[Start Supplied information]

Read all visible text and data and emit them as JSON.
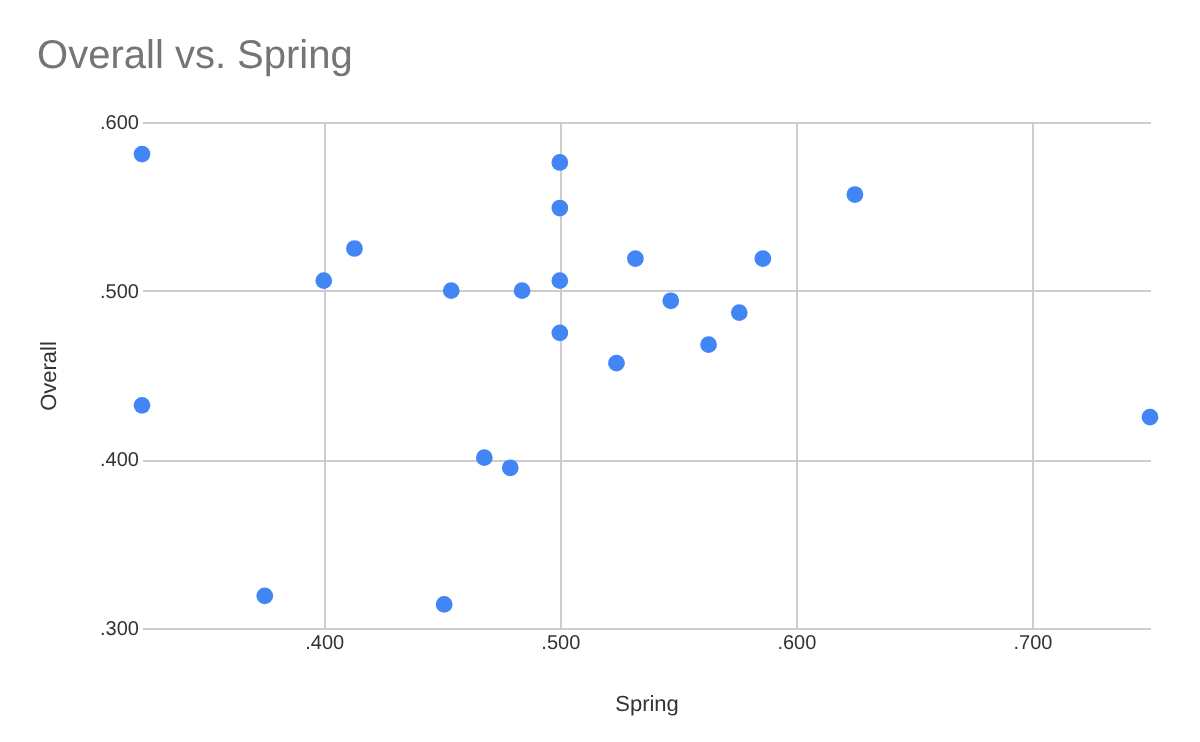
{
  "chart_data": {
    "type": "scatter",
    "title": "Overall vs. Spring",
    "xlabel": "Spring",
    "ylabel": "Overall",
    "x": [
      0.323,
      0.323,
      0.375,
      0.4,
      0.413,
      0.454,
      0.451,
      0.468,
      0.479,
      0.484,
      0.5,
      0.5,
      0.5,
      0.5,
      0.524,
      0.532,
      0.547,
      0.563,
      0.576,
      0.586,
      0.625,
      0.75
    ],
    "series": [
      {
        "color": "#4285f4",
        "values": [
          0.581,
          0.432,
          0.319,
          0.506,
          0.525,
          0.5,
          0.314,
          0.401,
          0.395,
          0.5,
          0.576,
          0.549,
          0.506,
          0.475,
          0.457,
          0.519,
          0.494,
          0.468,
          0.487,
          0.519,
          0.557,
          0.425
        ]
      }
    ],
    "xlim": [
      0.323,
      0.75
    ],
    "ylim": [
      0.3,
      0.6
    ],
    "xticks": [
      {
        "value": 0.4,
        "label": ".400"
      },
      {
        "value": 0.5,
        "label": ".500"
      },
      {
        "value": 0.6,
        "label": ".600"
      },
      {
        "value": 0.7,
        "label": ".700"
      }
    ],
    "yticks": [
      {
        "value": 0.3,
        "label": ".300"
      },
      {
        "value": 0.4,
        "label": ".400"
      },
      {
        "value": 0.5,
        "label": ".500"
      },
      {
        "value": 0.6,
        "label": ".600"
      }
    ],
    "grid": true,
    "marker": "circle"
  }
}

[End Supplied information]

* **Set task**: Above are the records; copy every line in them that holds the word "Overall".

* **The response**:
    "title": "Overall vs. Spring",
    "ylabel": "Overall",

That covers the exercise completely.